**TASK OBJECTIVE**
Records follow. Copy every line with "nước".

[EXTRACTED DATA start]

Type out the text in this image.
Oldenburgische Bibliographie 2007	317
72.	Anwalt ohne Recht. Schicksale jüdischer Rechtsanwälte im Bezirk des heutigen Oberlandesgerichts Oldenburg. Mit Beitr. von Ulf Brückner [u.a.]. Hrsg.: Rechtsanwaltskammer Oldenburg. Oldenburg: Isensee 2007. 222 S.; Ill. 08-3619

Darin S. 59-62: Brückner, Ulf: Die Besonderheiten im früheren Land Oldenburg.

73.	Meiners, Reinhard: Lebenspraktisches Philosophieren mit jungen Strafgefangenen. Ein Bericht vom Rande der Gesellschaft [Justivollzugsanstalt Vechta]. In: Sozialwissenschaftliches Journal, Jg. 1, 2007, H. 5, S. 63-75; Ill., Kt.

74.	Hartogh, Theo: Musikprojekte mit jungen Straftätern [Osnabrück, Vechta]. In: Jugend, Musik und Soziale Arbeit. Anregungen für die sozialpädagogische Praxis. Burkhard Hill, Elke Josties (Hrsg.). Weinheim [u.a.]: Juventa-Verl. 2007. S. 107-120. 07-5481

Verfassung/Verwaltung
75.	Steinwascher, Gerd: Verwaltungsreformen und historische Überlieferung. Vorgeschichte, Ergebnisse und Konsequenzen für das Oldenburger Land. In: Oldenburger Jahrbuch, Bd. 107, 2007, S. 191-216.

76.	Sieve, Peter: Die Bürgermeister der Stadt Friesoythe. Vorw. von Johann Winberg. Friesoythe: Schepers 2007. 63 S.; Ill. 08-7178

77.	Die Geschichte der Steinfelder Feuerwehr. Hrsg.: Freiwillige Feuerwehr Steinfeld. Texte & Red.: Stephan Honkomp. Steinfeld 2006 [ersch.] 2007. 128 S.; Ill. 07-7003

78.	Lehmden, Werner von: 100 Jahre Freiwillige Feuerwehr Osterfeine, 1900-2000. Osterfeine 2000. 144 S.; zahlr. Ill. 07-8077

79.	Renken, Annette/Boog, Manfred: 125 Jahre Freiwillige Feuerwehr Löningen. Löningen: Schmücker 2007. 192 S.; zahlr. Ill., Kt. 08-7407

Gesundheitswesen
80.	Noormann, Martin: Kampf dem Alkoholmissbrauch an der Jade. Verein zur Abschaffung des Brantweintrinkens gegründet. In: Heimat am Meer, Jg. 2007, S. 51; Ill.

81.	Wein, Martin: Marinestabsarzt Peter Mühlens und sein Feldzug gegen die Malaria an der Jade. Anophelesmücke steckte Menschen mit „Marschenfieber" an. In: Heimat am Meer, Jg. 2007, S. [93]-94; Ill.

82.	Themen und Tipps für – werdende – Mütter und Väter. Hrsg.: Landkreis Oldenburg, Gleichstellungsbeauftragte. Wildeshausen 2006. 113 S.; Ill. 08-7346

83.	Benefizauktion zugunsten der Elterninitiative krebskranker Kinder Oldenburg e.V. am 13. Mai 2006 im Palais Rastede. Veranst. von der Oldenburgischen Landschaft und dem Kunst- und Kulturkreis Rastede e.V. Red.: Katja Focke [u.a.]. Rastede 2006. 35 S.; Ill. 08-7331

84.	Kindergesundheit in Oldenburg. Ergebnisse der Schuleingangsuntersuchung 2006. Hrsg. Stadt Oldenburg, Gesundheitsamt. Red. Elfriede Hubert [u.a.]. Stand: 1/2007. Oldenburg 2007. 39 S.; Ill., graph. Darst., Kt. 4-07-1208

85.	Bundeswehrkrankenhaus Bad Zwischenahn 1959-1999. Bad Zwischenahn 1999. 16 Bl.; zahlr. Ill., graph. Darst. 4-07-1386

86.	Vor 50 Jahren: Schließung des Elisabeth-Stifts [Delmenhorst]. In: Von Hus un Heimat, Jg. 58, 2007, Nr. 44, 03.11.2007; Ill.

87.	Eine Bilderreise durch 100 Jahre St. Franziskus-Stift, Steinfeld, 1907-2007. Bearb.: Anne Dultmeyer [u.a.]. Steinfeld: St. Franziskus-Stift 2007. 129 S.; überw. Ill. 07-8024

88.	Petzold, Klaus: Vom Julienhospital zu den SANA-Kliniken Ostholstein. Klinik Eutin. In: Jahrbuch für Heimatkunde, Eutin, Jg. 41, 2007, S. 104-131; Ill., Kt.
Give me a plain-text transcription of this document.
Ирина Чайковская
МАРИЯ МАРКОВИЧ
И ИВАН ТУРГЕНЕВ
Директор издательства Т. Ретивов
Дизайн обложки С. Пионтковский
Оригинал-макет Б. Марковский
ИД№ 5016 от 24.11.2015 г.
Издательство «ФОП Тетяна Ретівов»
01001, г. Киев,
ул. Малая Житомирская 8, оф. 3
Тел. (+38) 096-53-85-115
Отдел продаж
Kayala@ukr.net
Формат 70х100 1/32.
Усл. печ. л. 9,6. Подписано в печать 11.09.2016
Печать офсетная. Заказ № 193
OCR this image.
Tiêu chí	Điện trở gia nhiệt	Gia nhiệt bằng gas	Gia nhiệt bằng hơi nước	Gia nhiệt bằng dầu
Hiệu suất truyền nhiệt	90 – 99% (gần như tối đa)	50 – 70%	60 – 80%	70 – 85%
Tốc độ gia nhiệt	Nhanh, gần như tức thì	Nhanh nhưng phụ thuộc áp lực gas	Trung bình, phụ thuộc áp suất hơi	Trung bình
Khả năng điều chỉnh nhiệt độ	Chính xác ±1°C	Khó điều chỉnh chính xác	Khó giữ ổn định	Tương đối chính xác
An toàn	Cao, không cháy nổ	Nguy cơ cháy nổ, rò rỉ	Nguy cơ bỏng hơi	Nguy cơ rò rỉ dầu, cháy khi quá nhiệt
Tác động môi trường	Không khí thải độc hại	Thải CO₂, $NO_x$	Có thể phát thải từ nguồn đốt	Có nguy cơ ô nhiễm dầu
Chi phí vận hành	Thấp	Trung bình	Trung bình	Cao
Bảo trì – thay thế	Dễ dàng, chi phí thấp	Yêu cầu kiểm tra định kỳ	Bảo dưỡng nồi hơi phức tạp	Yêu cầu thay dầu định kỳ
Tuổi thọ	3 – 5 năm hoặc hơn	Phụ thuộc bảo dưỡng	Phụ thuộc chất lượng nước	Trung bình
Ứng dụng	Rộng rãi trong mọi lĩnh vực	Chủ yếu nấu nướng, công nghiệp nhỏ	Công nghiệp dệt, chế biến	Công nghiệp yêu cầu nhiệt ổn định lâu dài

[EXTRACTED DATA end]

**WORKED ANSWER**
Tiêu chí	Điện trở gia nhiệt	Gia nhiệt bằng gas	Gia nhiệt bằng hơi nước	Gia nhiệt bằng dầu
Tuổi thọ	3 – 5 năm hoặc hơn	Phụ thuộc bảo dưỡng	Phụ thuộc chất lượng nước	Trung bình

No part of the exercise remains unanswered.